Repeat the records below exactly, leaving out every picture.
════════════════
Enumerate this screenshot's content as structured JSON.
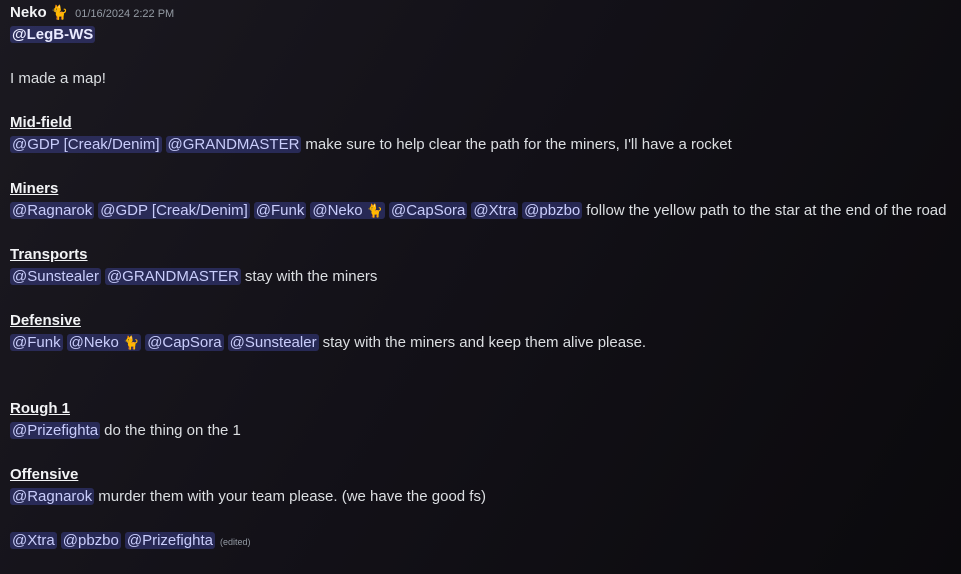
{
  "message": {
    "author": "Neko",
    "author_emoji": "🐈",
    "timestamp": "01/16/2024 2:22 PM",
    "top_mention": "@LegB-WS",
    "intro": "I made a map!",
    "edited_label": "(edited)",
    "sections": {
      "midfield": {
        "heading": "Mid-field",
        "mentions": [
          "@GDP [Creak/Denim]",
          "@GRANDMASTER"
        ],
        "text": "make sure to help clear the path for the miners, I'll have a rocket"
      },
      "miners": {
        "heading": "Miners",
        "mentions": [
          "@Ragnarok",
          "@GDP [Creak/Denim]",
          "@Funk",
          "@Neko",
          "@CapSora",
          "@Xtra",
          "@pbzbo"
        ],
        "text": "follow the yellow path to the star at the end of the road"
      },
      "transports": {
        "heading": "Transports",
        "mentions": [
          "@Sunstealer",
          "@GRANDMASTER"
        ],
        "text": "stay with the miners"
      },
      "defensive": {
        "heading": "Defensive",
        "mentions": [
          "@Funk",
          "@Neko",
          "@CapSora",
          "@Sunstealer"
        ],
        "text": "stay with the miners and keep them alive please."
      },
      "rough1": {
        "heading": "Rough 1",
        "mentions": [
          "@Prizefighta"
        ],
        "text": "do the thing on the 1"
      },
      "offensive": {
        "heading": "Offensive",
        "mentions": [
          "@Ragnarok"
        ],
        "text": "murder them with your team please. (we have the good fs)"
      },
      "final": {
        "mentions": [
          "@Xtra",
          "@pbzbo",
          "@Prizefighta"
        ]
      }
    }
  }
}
════════════════
§ Solution:
Enumerate this screenshot's content as structured JSON.
{
  "message": {
    "author": "Neko",
    "author_emoji": "🐈",
    "timestamp": "01/16/2024 2:22 PM",
    "top_mention": "@LegB-WS",
    "intro": "I made a map!",
    "edited_label": "(edited)",
    "sections": {
      "midfield": {
        "heading": "Mid-field",
        "mentions": [
          "@GDP [Creak/Denim]",
          "@GRANDMASTER"
        ],
        "text": "make sure to help clear the path for the miners, I'll have a rocket"
      },
      "miners": {
        "heading": "Miners",
        "mentions": [
          "@Ragnarok",
          "@GDP [Creak/Denim]",
          "@Funk",
          "@Neko",
          "@CapSora",
          "@Xtra",
          "@pbzbo"
        ],
        "text": "follow the yellow path to the star at the end of the road"
      },
      "transports": {
        "heading": "Transports",
        "mentions": [
          "@Sunstealer",
          "@GRANDMASTER"
        ],
        "text": "stay with the miners"
      },
      "defensive": {
        "heading": "Defensive",
        "mentions": [
          "@Funk",
          "@Neko",
          "@CapSora",
          "@Sunstealer"
        ],
        "text": "stay with the miners and keep them alive please."
      },
      "rough1": {
        "heading": "Rough 1",
        "mentions": [
          "@Prizefighta"
        ],
        "text": "do the thing on the 1"
      },
      "offensive": {
        "heading": "Offensive",
        "mentions": [
          "@Ragnarok"
        ],
        "text": "murder them with your team please. (we have the good fs)"
      },
      "final": {
        "mentions": [
          "@Xtra",
          "@pbzbo",
          "@Prizefighta"
        ]
      }
    }
  }
}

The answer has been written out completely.